State how many lines of the entries hold the string "Protection", and output nothing but that count.

• [DATA EXTRACT]:
>>>
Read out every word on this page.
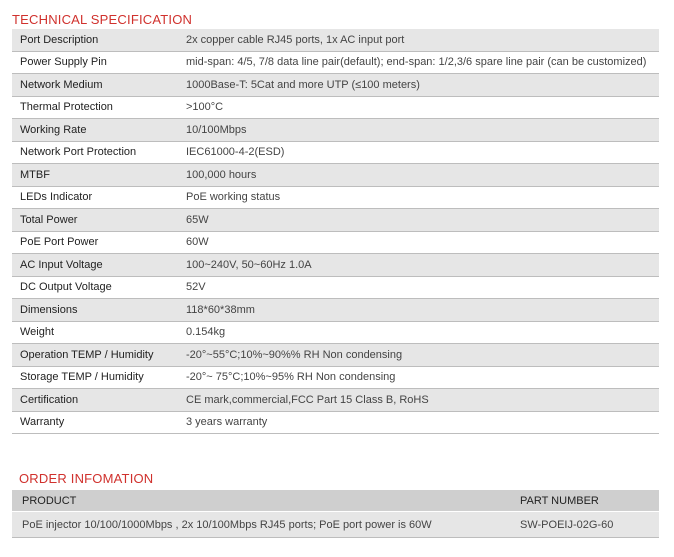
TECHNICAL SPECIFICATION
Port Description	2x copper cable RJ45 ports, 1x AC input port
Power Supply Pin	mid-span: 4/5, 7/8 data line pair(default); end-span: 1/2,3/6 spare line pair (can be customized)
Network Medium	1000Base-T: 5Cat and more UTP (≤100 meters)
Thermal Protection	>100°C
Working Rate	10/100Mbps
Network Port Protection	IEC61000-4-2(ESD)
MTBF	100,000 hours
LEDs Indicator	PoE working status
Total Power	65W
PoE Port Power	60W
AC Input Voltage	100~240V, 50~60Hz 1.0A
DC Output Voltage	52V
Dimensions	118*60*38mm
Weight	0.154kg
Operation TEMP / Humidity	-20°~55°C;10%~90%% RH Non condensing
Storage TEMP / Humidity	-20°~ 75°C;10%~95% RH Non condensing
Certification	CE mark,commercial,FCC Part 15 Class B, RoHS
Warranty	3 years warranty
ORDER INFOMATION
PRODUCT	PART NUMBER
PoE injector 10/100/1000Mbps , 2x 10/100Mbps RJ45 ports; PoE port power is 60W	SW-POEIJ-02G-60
<<<
>>>
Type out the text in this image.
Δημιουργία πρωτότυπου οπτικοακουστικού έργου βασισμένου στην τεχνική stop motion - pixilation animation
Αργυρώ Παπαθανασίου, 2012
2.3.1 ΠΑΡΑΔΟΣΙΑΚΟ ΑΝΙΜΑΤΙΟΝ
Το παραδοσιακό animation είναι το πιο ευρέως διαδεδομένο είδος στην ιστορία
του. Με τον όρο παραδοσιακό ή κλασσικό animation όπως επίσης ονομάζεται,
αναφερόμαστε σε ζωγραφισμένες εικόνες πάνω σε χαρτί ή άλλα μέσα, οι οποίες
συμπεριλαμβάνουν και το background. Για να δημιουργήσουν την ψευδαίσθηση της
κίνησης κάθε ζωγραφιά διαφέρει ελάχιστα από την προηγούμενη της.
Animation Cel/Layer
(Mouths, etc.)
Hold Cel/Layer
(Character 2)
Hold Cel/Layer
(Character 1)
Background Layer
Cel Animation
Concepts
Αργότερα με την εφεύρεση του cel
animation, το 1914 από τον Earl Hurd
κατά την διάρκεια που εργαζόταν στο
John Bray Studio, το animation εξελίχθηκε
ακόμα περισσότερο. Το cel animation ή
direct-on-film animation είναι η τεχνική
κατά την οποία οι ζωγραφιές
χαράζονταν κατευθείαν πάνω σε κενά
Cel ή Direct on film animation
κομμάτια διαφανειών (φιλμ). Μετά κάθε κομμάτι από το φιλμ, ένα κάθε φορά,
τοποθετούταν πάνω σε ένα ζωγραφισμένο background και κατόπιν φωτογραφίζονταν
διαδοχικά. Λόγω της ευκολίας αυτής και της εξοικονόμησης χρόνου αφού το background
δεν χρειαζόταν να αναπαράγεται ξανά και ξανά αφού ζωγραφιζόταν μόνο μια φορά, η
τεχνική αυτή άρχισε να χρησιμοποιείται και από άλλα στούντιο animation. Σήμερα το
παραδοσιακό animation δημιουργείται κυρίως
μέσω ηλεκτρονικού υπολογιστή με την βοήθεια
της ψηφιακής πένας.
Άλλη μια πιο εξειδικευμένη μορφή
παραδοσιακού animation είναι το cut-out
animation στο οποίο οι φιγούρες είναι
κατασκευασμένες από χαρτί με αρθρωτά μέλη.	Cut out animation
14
<<<
• [SOLUTION TO THE PROBLEM]:
2